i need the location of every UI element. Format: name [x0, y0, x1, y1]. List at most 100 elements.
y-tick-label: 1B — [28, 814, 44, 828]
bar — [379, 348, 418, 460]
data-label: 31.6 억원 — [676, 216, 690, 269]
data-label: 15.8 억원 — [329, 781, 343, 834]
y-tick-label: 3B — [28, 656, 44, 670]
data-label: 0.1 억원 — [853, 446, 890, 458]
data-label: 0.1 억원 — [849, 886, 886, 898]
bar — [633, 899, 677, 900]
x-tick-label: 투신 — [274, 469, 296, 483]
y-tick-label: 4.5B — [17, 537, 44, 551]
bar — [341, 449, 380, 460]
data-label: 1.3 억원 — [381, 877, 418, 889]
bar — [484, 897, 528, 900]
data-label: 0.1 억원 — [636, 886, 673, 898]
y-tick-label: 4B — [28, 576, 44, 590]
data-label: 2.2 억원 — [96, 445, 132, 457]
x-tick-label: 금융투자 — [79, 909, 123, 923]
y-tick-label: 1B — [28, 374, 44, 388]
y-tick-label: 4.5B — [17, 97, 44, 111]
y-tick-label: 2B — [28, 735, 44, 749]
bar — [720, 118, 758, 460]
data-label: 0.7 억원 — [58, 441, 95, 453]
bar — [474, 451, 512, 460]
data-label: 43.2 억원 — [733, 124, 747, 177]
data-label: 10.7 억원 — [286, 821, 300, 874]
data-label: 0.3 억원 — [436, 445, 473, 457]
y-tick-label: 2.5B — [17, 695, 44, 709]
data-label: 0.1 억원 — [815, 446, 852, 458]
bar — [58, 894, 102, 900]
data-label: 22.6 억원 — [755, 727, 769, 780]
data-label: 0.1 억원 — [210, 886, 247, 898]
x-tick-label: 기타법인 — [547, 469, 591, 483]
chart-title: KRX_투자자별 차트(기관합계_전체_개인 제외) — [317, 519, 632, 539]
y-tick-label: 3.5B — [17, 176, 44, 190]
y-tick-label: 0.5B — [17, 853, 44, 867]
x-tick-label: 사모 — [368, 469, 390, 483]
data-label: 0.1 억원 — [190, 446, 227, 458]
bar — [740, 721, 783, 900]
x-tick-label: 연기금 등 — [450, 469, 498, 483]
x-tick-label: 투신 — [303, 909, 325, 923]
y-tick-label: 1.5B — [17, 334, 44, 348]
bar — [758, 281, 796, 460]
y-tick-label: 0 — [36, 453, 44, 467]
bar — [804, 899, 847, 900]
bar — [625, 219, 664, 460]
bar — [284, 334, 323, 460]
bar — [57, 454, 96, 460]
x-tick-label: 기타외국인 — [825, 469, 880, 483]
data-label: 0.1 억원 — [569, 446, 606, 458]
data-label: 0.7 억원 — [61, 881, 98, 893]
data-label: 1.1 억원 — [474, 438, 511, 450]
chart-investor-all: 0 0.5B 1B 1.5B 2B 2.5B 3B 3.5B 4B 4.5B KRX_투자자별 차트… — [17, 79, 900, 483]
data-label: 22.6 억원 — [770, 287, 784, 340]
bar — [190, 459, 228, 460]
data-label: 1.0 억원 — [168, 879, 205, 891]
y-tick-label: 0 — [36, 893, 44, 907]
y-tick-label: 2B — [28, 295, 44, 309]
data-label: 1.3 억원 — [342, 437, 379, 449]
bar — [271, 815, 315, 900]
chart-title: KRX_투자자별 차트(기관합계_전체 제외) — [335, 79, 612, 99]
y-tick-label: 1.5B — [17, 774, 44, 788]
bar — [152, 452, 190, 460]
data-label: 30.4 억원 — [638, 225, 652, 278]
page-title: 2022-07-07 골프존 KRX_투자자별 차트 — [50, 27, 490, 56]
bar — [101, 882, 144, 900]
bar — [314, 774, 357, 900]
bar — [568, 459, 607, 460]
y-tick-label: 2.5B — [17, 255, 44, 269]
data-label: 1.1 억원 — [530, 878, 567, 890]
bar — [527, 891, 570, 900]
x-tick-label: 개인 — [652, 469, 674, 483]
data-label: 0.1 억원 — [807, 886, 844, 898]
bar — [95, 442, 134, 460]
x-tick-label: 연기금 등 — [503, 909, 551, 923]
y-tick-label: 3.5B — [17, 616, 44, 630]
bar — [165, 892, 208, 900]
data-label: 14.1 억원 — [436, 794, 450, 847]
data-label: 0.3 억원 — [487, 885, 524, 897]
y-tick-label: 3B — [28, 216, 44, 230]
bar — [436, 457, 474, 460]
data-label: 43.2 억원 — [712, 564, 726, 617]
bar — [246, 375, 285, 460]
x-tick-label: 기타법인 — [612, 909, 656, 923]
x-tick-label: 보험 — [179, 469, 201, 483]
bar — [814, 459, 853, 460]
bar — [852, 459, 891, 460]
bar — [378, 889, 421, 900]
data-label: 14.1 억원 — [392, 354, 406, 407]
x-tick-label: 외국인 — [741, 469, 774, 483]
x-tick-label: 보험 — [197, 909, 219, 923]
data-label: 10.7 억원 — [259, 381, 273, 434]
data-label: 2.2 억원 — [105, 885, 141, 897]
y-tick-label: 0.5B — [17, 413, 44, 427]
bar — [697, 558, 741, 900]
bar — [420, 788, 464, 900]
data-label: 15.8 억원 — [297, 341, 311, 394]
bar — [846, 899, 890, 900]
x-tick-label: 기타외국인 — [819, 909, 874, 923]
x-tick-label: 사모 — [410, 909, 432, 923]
··········
Short exercise:
Print everything from the start of the records down to the line containing "data-label: 0.7 억원 — [58, 441, 95, 453]", both ends included, repeating each line exactly.

Exercise output:
i need the location of every UI element. Format: name [x0, y0, x1, y1]. List at most 100 elements.
y-tick-label: 1B — [28, 814, 44, 828]
bar — [379, 348, 418, 460]
data-label: 31.6 억원 — [676, 216, 690, 269]
data-label: 15.8 억원 — [329, 781, 343, 834]
y-tick-label: 3B — [28, 656, 44, 670]
data-label: 0.1 억원 — [853, 446, 890, 458]
data-label: 0.1 억원 — [849, 886, 886, 898]
bar — [633, 899, 677, 900]
x-tick-label: 투신 — [274, 469, 296, 483]
y-tick-label: 4.5B — [17, 537, 44, 551]
bar — [341, 449, 380, 460]
data-label: 1.3 억원 — [381, 877, 418, 889]
bar — [484, 897, 528, 900]
data-label: 0.1 억원 — [636, 886, 673, 898]
y-tick-label: 4B — [28, 576, 44, 590]
data-label: 2.2 억원 — [96, 445, 132, 457]
x-tick-label: 금융투자 — [79, 909, 123, 923]
y-tick-label: 1B — [28, 374, 44, 388]
y-tick-label: 4.5B — [17, 97, 44, 111]
y-tick-label: 2B — [28, 735, 44, 749]
bar — [720, 118, 758, 460]
data-label: 0.7 억원 — [58, 441, 95, 453]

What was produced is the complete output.